Texte cité:
☆ ☆ ☆ ☆ ☆ ☆ ☆
La rivalité, voire la haine, entre Dahlan et
Rajoub, est quasiment proverbiale dans les territoires palestiniens. Elle a de
plus été soigneusement entretenue, durant les première années de l’autonomie,
par un Yasser Arafat passé maître dans l’art du divide and rule :
« Yasser Arafat saisit l’occasion de distribuer des postes de direction à
ses fidèles et de s’assurer de leur loyauté. En répartissant l’exercice de la
force entre les mains de plusieurs responsables, il évite de confier trop de
pouvoir à un seul homme » [11].
Dahlan et Rajoub ont, chacun de leur côté, longtemps espéré être le successeur
de Yasser Arafat, qui ne s’est pas privé d’entretenir le doute à ce
sujet.
Cette rivalité a connu un nouveau développement
en 2003 lorsque Mohammad Dahlan, mis en disgrâce par Arafat après des
déclarations très critiques à l’encontre du vieux leader, a été nommé Ministre
de la Sécurité Intérieure par un Abu Mazen alors Premier Ministre et en conflit
avec le Président de l’AP. Arafat a alors nommé Rajoub « Conseiller
National à la Sécurité », dans le but de contrer l’influence de Dahlan,
voire de le neutraliser.
☆ ☆ ☆ ☆ ☆ ☆ ☆
Listing:
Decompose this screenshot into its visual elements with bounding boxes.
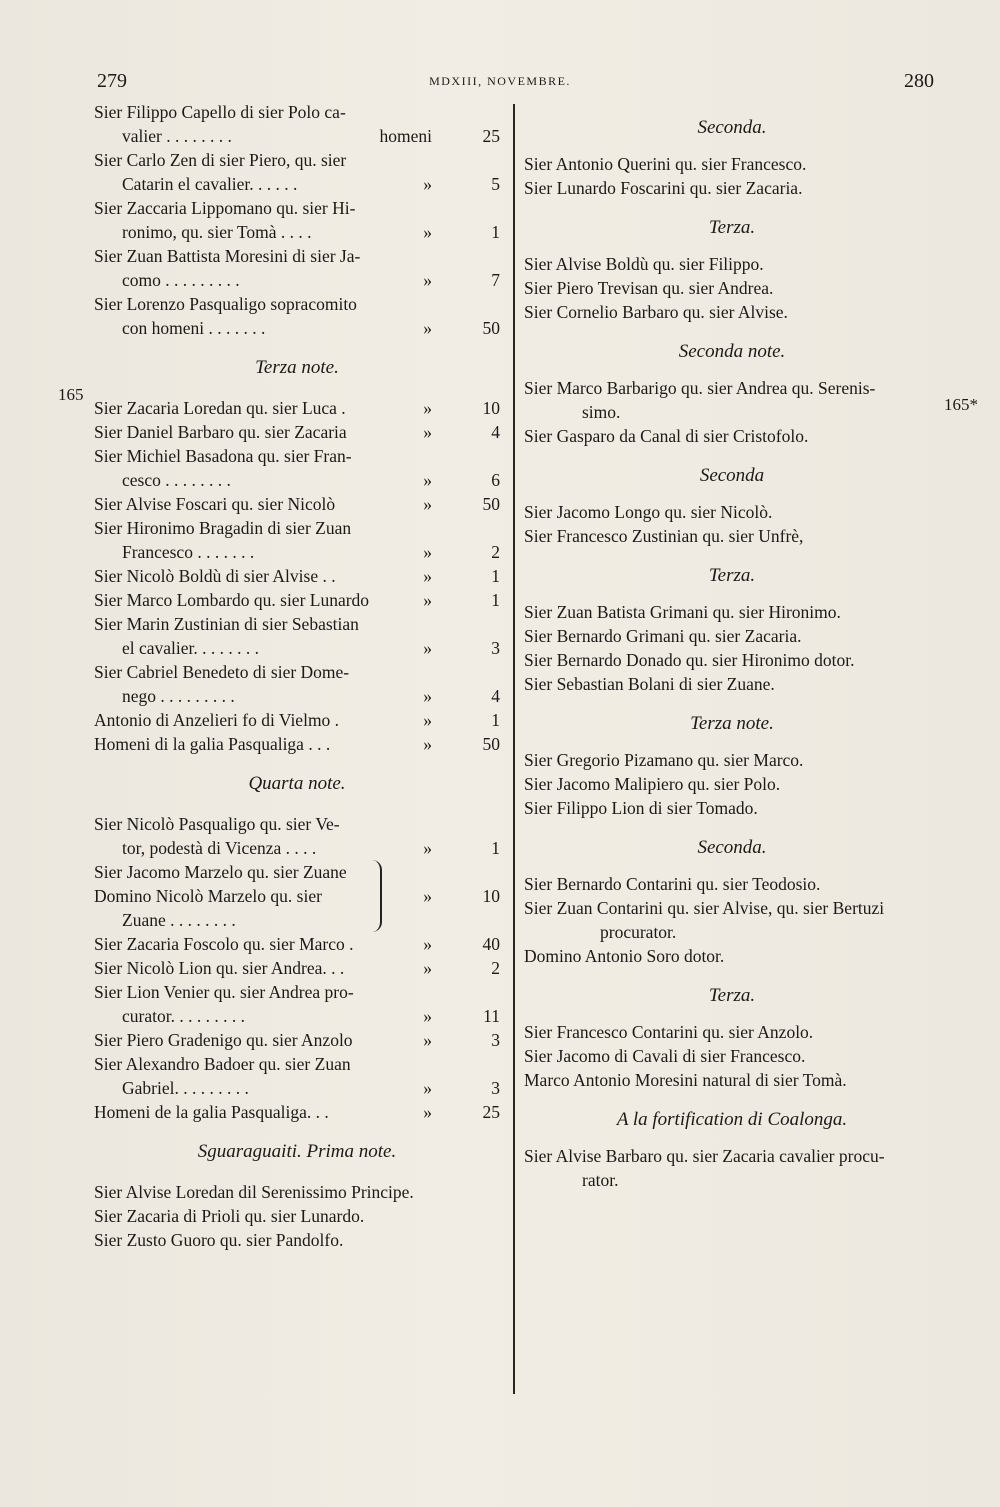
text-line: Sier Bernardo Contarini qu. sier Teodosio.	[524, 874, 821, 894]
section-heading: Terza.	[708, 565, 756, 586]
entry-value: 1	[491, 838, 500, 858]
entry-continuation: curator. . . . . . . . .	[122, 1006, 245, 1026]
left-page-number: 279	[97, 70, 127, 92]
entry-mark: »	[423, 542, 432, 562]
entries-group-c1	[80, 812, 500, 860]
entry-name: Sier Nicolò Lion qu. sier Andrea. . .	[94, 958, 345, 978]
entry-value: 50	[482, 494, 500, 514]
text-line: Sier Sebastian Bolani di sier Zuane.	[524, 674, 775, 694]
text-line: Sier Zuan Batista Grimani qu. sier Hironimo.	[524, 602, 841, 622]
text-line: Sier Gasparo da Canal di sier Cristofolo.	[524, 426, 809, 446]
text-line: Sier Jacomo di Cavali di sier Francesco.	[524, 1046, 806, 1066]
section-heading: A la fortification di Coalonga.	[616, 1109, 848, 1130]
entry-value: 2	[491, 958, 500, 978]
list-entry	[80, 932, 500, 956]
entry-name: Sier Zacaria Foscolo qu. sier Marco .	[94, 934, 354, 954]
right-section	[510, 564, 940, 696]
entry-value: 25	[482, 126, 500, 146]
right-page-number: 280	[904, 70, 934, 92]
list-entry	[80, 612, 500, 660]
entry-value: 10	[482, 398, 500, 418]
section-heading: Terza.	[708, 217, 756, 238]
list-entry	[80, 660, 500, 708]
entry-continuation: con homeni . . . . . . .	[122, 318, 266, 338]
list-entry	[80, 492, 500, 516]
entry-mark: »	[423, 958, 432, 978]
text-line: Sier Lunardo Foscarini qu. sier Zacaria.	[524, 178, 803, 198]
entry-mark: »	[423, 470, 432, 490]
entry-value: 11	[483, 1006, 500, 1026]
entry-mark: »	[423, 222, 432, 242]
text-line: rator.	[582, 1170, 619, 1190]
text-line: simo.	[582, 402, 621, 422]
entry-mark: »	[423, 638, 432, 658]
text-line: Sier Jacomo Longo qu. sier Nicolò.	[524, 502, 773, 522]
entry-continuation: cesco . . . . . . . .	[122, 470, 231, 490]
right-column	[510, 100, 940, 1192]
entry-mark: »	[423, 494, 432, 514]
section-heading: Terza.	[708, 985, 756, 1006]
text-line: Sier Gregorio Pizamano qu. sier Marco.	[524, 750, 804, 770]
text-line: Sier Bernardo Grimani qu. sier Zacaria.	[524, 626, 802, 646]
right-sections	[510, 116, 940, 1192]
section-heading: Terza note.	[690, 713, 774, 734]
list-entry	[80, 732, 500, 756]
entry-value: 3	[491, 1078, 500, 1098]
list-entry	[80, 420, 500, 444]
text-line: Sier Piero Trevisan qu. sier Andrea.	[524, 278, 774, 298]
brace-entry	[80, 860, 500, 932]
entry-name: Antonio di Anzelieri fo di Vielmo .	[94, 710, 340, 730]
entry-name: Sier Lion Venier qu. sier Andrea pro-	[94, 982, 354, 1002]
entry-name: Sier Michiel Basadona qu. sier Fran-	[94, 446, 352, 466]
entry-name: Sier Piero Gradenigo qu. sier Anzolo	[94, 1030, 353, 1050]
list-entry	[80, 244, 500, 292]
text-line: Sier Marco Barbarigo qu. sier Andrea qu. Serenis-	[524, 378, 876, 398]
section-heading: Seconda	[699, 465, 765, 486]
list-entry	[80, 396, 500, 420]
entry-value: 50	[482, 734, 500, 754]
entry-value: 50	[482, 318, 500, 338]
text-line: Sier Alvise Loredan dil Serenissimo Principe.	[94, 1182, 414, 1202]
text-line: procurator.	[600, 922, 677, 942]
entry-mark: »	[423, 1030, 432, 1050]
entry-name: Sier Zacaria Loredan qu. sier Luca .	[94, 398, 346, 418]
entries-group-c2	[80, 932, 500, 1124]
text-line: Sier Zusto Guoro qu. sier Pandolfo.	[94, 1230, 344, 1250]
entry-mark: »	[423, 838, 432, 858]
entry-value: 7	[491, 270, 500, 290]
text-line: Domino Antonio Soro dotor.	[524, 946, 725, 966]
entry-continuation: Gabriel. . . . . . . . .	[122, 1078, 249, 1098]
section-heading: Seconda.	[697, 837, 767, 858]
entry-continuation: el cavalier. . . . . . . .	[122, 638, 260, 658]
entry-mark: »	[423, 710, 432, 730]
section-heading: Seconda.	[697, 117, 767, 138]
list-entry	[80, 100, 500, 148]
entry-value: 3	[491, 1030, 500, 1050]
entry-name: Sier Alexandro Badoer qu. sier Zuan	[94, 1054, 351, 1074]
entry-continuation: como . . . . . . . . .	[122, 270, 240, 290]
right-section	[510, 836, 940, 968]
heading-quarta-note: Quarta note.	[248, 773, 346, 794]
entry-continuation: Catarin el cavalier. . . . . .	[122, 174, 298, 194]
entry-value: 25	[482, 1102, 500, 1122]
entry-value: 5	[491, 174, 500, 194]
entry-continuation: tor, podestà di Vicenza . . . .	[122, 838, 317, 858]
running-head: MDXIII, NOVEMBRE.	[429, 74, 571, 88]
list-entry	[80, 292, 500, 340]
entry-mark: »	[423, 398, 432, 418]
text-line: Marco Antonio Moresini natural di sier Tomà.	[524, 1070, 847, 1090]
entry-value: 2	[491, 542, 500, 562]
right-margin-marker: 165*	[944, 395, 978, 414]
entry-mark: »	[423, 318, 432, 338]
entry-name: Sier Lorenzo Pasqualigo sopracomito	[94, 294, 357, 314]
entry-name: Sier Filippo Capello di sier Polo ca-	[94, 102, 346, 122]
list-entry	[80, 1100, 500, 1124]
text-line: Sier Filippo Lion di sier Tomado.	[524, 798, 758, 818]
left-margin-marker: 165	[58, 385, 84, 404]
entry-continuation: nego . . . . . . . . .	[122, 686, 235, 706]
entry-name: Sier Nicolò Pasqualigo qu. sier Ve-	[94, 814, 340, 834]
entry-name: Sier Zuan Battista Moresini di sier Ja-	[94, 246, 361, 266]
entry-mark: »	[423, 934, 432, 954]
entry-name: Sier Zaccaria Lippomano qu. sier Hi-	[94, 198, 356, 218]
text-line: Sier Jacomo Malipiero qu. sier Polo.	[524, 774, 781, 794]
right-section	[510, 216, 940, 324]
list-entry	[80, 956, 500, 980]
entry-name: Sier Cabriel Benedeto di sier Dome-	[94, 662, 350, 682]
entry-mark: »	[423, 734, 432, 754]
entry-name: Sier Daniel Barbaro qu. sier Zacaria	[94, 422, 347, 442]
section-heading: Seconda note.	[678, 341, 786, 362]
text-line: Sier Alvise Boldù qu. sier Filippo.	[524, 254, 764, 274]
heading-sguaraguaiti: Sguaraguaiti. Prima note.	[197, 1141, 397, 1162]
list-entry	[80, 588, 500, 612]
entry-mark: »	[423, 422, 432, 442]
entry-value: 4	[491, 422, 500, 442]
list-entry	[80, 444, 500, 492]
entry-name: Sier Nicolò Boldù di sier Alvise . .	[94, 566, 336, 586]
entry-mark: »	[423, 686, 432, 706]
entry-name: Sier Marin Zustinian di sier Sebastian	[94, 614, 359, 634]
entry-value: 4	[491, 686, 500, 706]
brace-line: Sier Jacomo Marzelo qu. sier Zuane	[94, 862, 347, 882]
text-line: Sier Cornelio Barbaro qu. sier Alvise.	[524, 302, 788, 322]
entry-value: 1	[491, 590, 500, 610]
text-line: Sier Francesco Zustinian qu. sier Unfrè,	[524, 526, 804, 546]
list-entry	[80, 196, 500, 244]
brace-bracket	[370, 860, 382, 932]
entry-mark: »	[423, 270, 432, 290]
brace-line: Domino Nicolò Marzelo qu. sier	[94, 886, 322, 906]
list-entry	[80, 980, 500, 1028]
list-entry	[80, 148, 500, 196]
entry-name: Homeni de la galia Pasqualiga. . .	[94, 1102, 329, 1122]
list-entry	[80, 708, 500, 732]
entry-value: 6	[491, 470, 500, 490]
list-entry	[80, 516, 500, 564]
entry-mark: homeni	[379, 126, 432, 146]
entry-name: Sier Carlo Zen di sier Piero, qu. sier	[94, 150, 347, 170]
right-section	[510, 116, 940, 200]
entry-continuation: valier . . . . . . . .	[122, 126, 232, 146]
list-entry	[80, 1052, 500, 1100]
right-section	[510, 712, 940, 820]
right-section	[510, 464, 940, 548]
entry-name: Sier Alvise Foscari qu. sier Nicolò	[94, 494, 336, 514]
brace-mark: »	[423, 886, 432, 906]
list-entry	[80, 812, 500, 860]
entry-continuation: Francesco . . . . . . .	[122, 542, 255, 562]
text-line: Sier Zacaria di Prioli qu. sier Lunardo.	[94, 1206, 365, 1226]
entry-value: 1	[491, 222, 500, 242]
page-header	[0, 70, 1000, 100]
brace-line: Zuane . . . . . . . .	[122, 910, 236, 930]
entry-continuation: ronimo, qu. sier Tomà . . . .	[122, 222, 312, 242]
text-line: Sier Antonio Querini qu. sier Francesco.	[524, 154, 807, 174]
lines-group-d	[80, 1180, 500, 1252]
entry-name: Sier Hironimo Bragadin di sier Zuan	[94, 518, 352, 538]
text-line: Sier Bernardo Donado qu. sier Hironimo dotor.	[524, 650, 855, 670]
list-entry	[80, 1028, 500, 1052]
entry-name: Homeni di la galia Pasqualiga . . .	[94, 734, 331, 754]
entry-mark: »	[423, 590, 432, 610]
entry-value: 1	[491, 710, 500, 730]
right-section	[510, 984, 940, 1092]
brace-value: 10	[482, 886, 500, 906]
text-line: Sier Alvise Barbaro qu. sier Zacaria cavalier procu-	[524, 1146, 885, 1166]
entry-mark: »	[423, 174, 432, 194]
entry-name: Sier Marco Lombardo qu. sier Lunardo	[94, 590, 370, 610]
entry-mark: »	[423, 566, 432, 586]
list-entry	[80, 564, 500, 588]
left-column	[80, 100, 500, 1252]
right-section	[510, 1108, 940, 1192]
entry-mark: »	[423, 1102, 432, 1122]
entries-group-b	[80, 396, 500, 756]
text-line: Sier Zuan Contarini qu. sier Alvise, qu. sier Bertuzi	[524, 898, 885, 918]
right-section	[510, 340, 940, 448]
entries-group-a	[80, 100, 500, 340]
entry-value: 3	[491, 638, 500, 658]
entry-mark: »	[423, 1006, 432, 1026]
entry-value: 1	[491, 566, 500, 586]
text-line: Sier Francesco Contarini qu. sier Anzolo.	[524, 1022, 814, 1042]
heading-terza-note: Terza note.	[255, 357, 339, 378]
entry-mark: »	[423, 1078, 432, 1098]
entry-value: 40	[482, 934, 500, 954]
☆ ☆ ☆ ☆ ☆ ☆ ☆
Consigne 1:
Reformulez plus brièvement le paragraphe du texte sur Dahlan et Rajoub qui commence par « Cette rivalité a connu un nouveau développement », en conservant ses faits principaux.
Consigne 2:
Recopiez fidèlement le passage du texte sur Dahlan et Rajoub, depuis « Cette rivalité a » jusqu'à « de le neutraliser. » inclus.
Consigne 3:
Poursuivez le texte sur Dahlan et Rajoub à partir de sa dernière phrase.

Réponse 1:
En 2003, Mohammad Dahlan, disgracié par Arafat pour l'avoir vivement critiqué, est nommé ministre de la Sécurité intérieure par Abu Mazen, alors Premier ministre et en conflit avec le président de l'AP. Arafat réplique en nommant Rajoub « Conseiller National à la Sécurité » afin de contrer l'influence de Dahlan, voire de le neutraliser.

Réponse 2:
Cette rivalité a connu un nouveau développement
en 2003 lorsque Mohammad Dahlan, mis en disgrâce par Arafat après des
déclarations très critiques à l’encontre du vieux leader, a été nommé Ministre
de la Sécurité Intérieure par un Abu Mazen alors Premier Ministre et en conflit
avec le Président de l’AP. Arafat a alors nommé Rajoub « Conseiller
National à la Sécurité », dans le but de contrer l’influence de Dahlan,
voire de le neutraliser.

Réponse 3:
Si l’on dépasse les querelles personnelles, on
se rend compte que les positions politiques de Rajoub et de Dahlan sont
relativement proches : adhésion au processus d’Oslo, volonté (qui s’est
vérifiée sur le terrain) d’une coopération avec les Israéliens, notamment dans
les domaines sécuritaires et économiques, rejet manifeste de la lutte armée… Ce
en quoi ils diffèrent largement des prises de position du « troisième
homme », Marwan Barghouti : ce dernier, s’il prône le dialogue avec
Israël, demeure un partisan de la négociation sous la pression de la
résistance, y compris armée, et a exprimé à plusieurs reprises des critiques du
Processus d’Oslo et de la construction de l’AP. Même si d’aucuns pourront
affirmer que ces prises de position sont essentiellement tactiques, il n’en
demeure pas moins que Dahlan/Rajoub et Marwan Barghouti incarnent deux
orientations significativement différentes.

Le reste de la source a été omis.